(MATERIAL PROVIDED)

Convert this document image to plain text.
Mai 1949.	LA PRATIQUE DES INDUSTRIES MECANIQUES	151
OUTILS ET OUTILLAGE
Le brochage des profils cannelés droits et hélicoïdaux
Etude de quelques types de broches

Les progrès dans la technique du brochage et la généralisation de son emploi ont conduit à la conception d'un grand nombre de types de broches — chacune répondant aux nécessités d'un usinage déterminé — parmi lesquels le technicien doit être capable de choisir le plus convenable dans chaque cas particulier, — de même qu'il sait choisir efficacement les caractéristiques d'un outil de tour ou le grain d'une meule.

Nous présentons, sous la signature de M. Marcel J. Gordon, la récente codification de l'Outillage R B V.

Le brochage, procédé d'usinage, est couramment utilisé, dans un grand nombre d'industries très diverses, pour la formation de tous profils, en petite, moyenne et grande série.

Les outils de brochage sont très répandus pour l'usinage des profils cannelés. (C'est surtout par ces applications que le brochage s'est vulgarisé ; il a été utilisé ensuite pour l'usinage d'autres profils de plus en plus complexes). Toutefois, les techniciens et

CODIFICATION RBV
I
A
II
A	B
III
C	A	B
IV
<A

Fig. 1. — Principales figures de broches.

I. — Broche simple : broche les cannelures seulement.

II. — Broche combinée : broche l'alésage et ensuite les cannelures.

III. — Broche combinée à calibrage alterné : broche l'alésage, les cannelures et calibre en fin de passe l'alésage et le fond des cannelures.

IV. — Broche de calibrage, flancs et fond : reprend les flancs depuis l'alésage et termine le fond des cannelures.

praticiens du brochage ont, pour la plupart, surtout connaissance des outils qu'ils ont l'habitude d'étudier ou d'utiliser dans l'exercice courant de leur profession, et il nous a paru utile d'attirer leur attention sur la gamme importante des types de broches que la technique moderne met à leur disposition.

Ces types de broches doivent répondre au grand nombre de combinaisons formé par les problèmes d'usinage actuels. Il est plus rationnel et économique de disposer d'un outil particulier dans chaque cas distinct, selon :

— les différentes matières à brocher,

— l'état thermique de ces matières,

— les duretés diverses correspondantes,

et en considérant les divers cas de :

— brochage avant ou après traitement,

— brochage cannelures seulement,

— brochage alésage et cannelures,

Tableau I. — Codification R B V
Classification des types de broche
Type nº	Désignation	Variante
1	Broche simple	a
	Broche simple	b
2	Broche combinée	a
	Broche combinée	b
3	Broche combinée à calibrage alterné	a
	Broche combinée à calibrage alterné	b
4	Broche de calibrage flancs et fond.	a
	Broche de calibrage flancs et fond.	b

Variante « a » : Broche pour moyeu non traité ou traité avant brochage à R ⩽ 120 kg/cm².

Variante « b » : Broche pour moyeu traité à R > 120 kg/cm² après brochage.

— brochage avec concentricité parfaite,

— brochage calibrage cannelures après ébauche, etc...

(EXERCISE AIM)
State, as a number only, how many lines in the entries include "usinage".

(TASK RESPONSE)
4